AIM OF THE TASK | Search the data for the string "sunset" and extract every line where it appears.

SUPPLIED ENTRIES |
● ● ● ●
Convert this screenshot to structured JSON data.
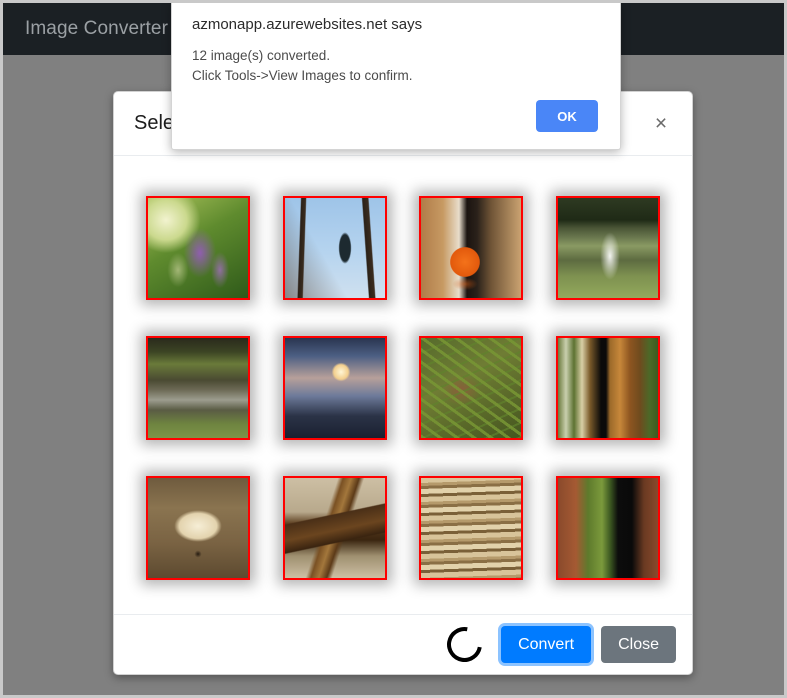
{
  "navbar": {
    "brand": "Image Converter"
  },
  "alert": {
    "origin_text": "azmonapp.azurewebsites.net says",
    "message_line1": "12 image(s) converted.",
    "message_line2": "Click Tools->View Images to confirm.",
    "ok_label": "OK",
    "button_color": "#4a86f7"
  },
  "modal": {
    "title": "Select Images",
    "close_icon": "close-icon",
    "close_glyph": "×",
    "footer": {
      "spinner_icon": "loading-spinner-icon",
      "convert_label": "Convert",
      "close_label": "Close",
      "convert_color": "#007bff",
      "close_color": "#6c757d"
    },
    "thumbnails": [
      {
        "name": "purple-flower-spike",
        "art": "art-flower",
        "selected": true
      },
      {
        "name": "cormorant-in-bare-tree",
        "art": "art-bird",
        "selected": true
      },
      {
        "name": "orange-on-table",
        "art": "art-orange",
        "selected": true
      },
      {
        "name": "garden-fountain-pond",
        "art": "art-fountain",
        "selected": true
      },
      {
        "name": "woodland-pond",
        "art": "art-pond",
        "selected": true
      },
      {
        "name": "sunset-through-trees",
        "art": "art-sunset",
        "selected": true
      },
      {
        "name": "grass-and-leaves",
        "art": "art-grass",
        "selected": true
      },
      {
        "name": "grilled-food-plate",
        "art": "art-food",
        "selected": true
      },
      {
        "name": "ceiling-lamp",
        "art": "art-lamp",
        "selected": true
      },
      {
        "name": "wooden-stool-top",
        "art": "art-stool",
        "selected": true
      },
      {
        "name": "stacked-books-edges",
        "art": "art-books",
        "selected": true
      },
      {
        "name": "lizard-by-tree",
        "art": "art-lizard",
        "selected": true
      }
    ],
    "selection_border_color": "#ff0000"
  }
}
● ● ● ●
COMPLETE ANSWER |
        "name": "sunset-through-trees",
        "art": "art-sunset",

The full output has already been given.